## Quoted text

In parallel, Brown et al. from MIT also reported that incorporation a MoO3 interlayer between the PbS CQDs film and the top-contact anode significantly increased device performance in all aspects including Voc, Jsc and FF [27]. Combination of different measurements showed that the key reason for the enhancement was due to the elimination of a reverse-bias Schottky diode presented at the PbS/anode interface: the high work function of MoO3 layer pin the Fermi level of the top electrode, changing the formation of Schottky contact to Ohmic contact. Additionally, MoO3 layer acted as a physical protective layer for the underlying PbS during deposition of top electrode. The beneficial effect of MoO3 layer for hole collection was further confirmed by Jeong et al. when built CQDSCs using extremely small PbS CQDs (Eg = 1.6 eV) [28], and also confirmed by Klem et al. from RTI International who found that a discontinuous 1 nm MoO3 layer sandwiched between the ITO and the PbS CQD layer significantly improved device efficiency up to 5.2% [29].
All the examples discussed above showed that n-type MoO3 could work as efficient hole-collecting layer in CQDSCs. When sandwiched between PbS CQD film and metal electrode, Ohmic contact was produced independent of metal work function. Due to its perfect hole- collecting and low-cost characteristics, MoO3/Al is widely accepted as the optimal Ohmic electrode contacting p-type PbS and PbSe CQD film.
Quantum dot passivation
Previous discussion is mainly focused on the optimization of device configuration; now we discuss recent progress in CQD passivation in the context of CQDSC application. CQD film is the active layer which absorbs incident light, generates electron-hole pairs and transport carriers to the electrodes. It is built through a layer-by-layer spin-coating or dip-coating process, during which a solid-state ligand exchange is applied. Historically, short organic ligands, such as EDT, BDT and MPA, were generally used. These ligands have dural roles: they strip off the original long oleate ligand and reduce the interparticle distance to boost carrier mobility; they passivate surface defects associated with dangling bonds to reduce trap density and depth. Enhanced carrier mobility, in conjunction with low trap density and shallow trap depth is the key to achieve high performance CQDSCs. All these parameters are determined by the choice of ligands and the processing of ligand exchange. In this section, we will review the new ligand chemistry: atomic ligands and hybrid passivation.

## Material

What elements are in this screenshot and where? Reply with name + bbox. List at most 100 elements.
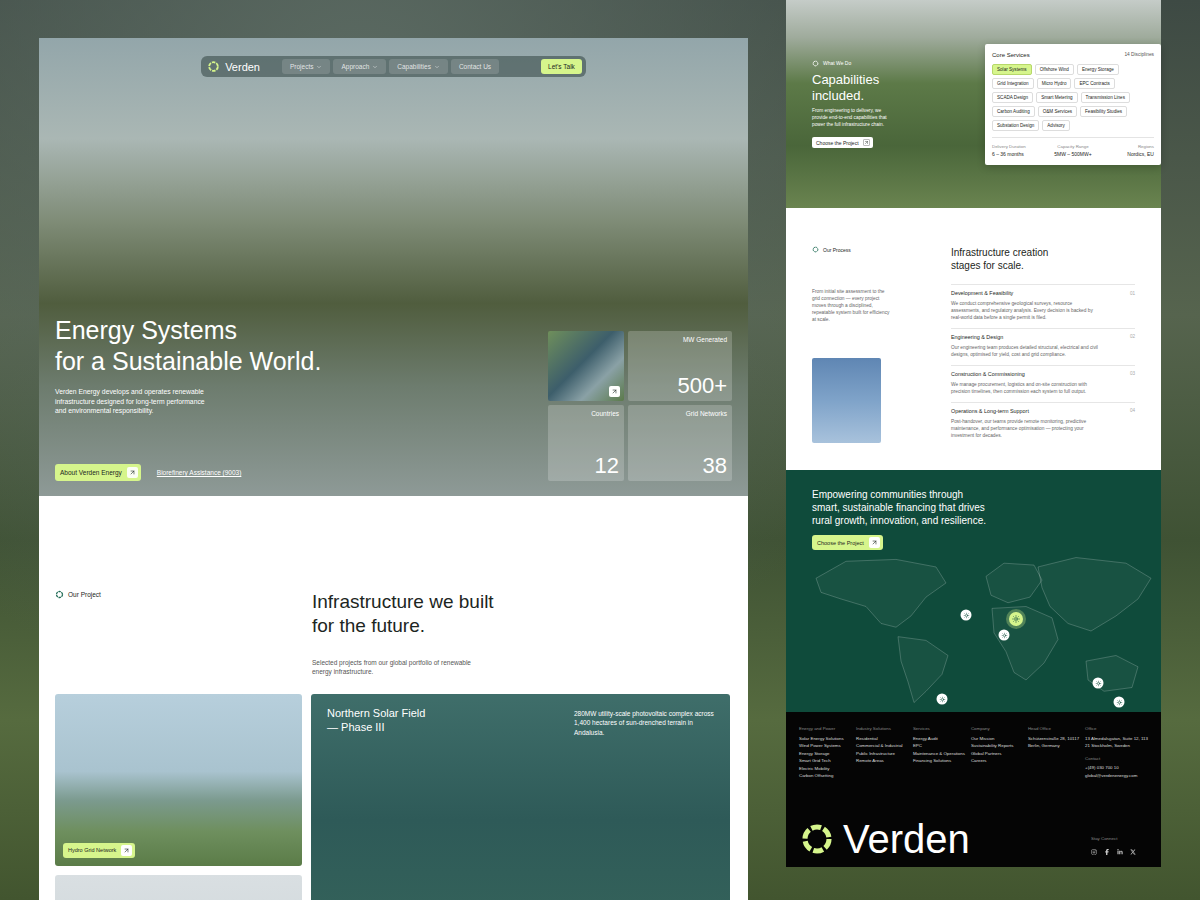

## Problem set
• A. In the solar cell text, rewrite everything from "All the examples" down to "PbSe CQD film.", replacing "MoO3/Al" with "MoO3/Ag".
• B. Answer these questions using the solar cell text:
(i) What device efficiency did Klem et al. reach with the discontinuous 1 nm MoO3 layer?
(ii) Which short organic ligands were historically used?
(iii) What bandgap did the PbS CQDs used by Jeong et al. have?

## Replies
• A.
All the examples discussed above showed that n-type MoO3 could work as efficient hole-collecting layer in CQDSCs. When sandwiched between PbS CQD film and metal electrode, Ohmic contact was produced independent of metal work function. Due to its perfect hole- collecting and low-cost characteristics, MoO3/Ag is widely accepted as the optimal Ohmic electrode contacting p-type PbS and PbSe CQD film.

• B.
(i) Up to 5.2%.
(ii) EDT, BDT and MPA.
(iii) Eg = 1.6 eV.